• **COMPLETA LO SIGUIENTE**
- 1) Según el texto sobre la gran renuncia, ¿qué ha alimentado la actual burbuja financiera?
- 2) Traduce al inglés esta oración del texto sobre la gran renuncia: "El empobrecimiento de los trabajadores camina junto a la ansiedad y el miedo."

La actual burbuja financiera, alimentada por los tipos reales negativos, ha favorecido la expansión de la riqueza de muchísimos norteamericanos que se preguntan: ¿por qué más? ¿Por qué seguir? ¿Vale la pena, una vez hemos adquirido conciencia de nuestra condición mortal y de que vivimos, por así decirlo, de prestado? ¿O habrá otros motivos: la fatiga de las horas en carretera, de los atascos, de los aeropuertos, de la costosa vida urbana? ¿Tal vez la necesidad de iniciar nuevos proyectos, una vez se ha alcanzado la independencia financiera? ¿O la voluntad de pasar más tiempo con los hijos y los amigos? A saber.

Pero América es distinta a Europa: allí, por ejemplo, resulta muy sencillo encontrar trabajo o hacerlo por horas; de modo que la gran renuncia quizás implique más bien un reseteo, es decir, un tiempo para ponerse a pensar. Mientras tanto, en España, la situación laboral es muy distinta: aquí el trabajo –sobre todo si es fijo– constituye un bien preciado, más allá incluso de las condiciones –penosas, muchas veces– que se firmaron. Preciado, porque quien es expulsado del sistema tiene grandes dificultades en reincorporarse a él. Preciado, porque la flaqueza patrimonial de la clase media española es tal que basta poco, un soplo de viento, para que se desmoronen los estándares de vida. En este sentido, el recrudecimiento fiscal de las herencias representa un duro golpe a la continuidad patrimonial de un buen número de españoles, aparte de una injusticia manifiesta. El empobrecimiento de los trabajadores camina junto a la ansiedad y el miedo. Y ambos son caldo de cultivo para los populismos de nuestro tiempo.

Porque la gran renuncia nos habla también de la gran ruptura de clases sociales a la que estamos asistiendo: en condiciones laborales, en el acceso a las oportunidades, en formación educativa, en capital cultural y social, en estabilidad económica y, al fin y al cabo, en esperanza. A la vuelta de la esquina tenemos la aceleración de muchas tendencias nefastas para el empleo –del uso de la inteligencia artificial a la robotización del trabajo–. La perdida de la calidad en los servicios ha sido una constante en estas dos últimas décadas, a la vez que la digitalización está abriendo un nuevo abismo entre una mayoría alfabetizada informáticamente y una inmensa minoría analfabeta en ese aspecto, a la que se va poco a poco apartando del acceso a la información. Que las cosas no van bien es evidente. Y que haya gente que, si se lo puede permitir, decida decir adiós a todo eso resulta comprensible. Hasta normal, se diría.

• **MATERIAL PROPORCIONADO**
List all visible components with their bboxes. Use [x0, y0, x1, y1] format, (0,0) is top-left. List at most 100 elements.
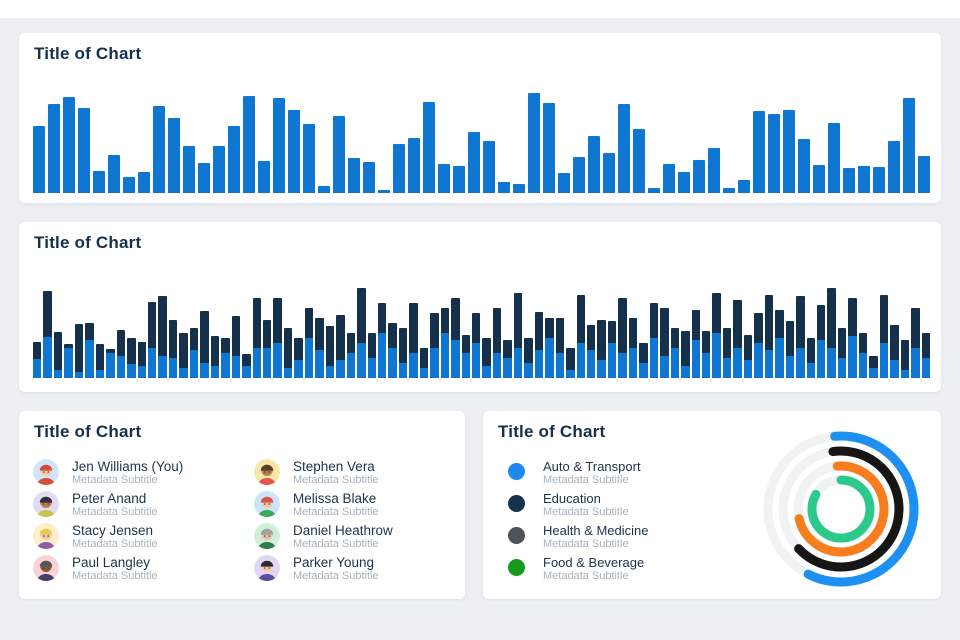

• **RESPUESTAS POR TAREA**
- 1) Los tipos reales negativos.

- 2) The impoverishment of workers goes hand in hand with anxiety and fear.